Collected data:
:::
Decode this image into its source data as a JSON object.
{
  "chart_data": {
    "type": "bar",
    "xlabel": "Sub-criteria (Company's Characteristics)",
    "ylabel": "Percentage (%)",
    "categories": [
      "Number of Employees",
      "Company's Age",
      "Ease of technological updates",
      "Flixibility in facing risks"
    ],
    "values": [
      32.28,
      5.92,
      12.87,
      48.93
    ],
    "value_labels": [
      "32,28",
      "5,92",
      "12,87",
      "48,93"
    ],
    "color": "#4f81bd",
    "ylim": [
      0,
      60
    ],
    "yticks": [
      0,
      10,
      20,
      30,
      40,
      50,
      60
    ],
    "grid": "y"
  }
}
:::
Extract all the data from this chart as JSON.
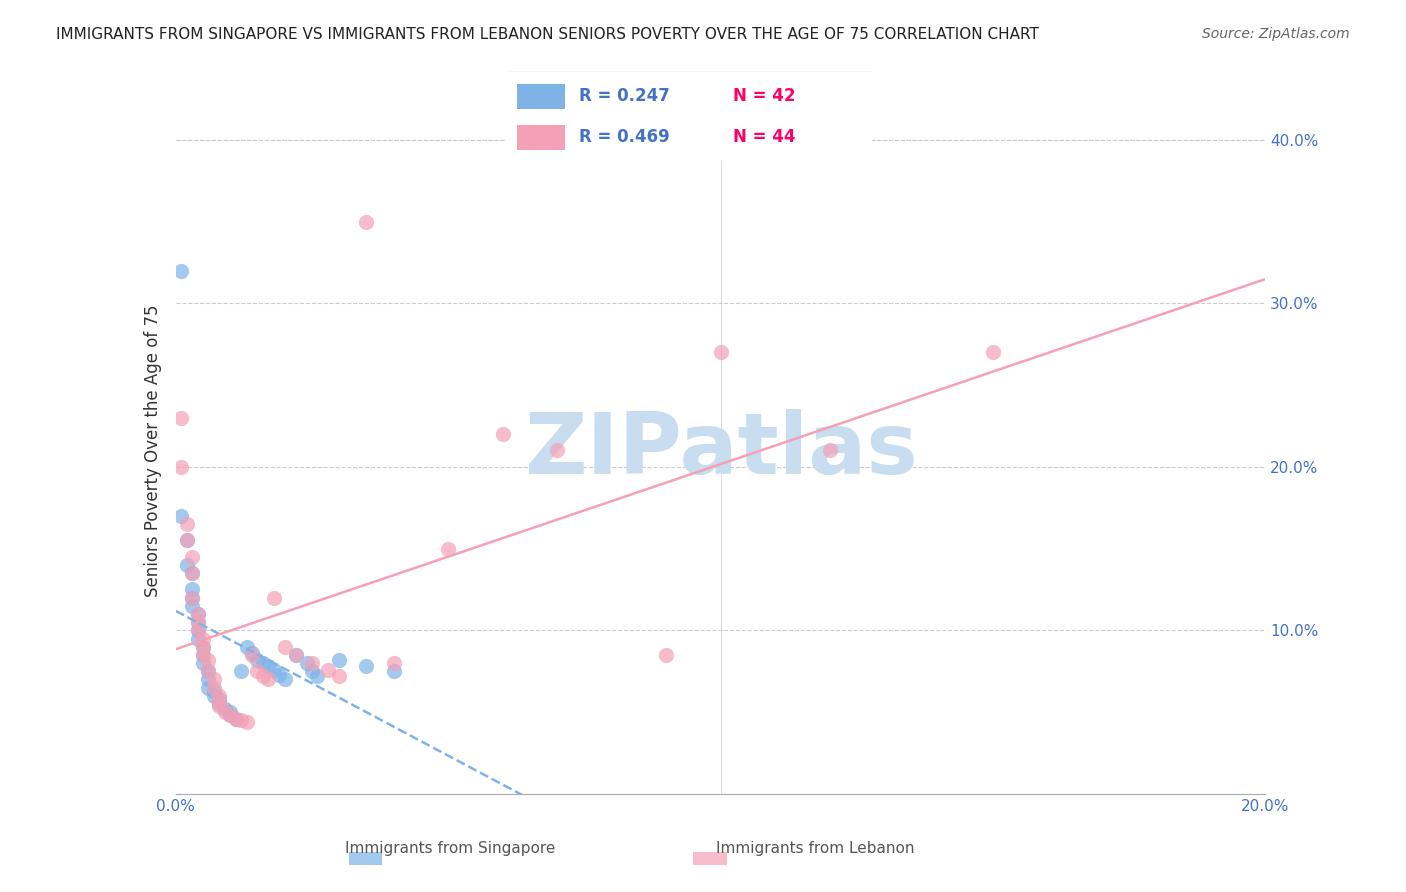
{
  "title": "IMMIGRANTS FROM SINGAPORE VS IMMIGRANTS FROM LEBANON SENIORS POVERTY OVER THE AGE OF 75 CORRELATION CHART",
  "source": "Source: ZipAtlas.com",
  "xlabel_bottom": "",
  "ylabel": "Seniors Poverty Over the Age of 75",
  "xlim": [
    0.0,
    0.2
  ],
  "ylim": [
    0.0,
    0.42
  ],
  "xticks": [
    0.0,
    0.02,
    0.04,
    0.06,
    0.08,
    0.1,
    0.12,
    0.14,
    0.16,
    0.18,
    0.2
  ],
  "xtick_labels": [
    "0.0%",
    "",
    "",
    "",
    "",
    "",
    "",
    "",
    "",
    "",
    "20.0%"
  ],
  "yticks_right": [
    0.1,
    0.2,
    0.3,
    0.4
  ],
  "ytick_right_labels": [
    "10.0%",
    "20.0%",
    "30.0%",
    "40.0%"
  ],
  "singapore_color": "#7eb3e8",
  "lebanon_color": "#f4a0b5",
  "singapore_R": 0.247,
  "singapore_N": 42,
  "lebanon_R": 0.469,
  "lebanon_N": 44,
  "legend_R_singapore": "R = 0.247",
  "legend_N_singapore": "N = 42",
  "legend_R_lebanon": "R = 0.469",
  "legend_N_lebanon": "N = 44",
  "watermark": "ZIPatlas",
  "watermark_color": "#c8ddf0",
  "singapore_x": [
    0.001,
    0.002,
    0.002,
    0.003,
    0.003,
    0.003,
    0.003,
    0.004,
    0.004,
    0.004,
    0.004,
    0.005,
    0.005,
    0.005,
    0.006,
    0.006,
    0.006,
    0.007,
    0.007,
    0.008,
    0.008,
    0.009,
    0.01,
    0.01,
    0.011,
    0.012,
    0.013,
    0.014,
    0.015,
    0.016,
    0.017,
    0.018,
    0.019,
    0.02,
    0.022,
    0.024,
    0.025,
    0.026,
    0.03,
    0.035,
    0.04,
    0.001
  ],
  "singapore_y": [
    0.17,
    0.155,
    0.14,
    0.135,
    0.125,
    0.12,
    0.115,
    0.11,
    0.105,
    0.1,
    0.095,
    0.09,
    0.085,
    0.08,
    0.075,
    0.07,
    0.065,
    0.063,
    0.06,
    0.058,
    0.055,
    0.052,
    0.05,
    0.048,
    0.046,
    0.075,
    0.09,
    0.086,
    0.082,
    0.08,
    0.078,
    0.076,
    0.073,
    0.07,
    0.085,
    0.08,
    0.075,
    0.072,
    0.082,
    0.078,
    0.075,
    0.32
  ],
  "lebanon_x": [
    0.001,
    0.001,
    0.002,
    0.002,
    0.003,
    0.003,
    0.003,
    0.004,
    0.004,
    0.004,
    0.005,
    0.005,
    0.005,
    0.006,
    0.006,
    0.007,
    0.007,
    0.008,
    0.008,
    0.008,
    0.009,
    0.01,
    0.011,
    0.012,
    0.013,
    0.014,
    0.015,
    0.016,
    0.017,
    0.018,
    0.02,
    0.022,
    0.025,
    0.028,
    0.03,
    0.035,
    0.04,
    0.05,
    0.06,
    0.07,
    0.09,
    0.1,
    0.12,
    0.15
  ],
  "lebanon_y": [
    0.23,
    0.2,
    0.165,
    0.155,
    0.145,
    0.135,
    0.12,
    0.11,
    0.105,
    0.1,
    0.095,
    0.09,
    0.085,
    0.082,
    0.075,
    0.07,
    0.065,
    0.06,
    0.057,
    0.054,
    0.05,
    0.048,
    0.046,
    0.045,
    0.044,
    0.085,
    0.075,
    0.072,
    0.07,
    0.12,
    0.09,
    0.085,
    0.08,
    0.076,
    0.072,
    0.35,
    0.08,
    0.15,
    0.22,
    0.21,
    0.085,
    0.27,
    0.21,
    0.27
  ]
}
:::
Count the lines that hold the string "this", and reply with that number alone.

- Exercise output
2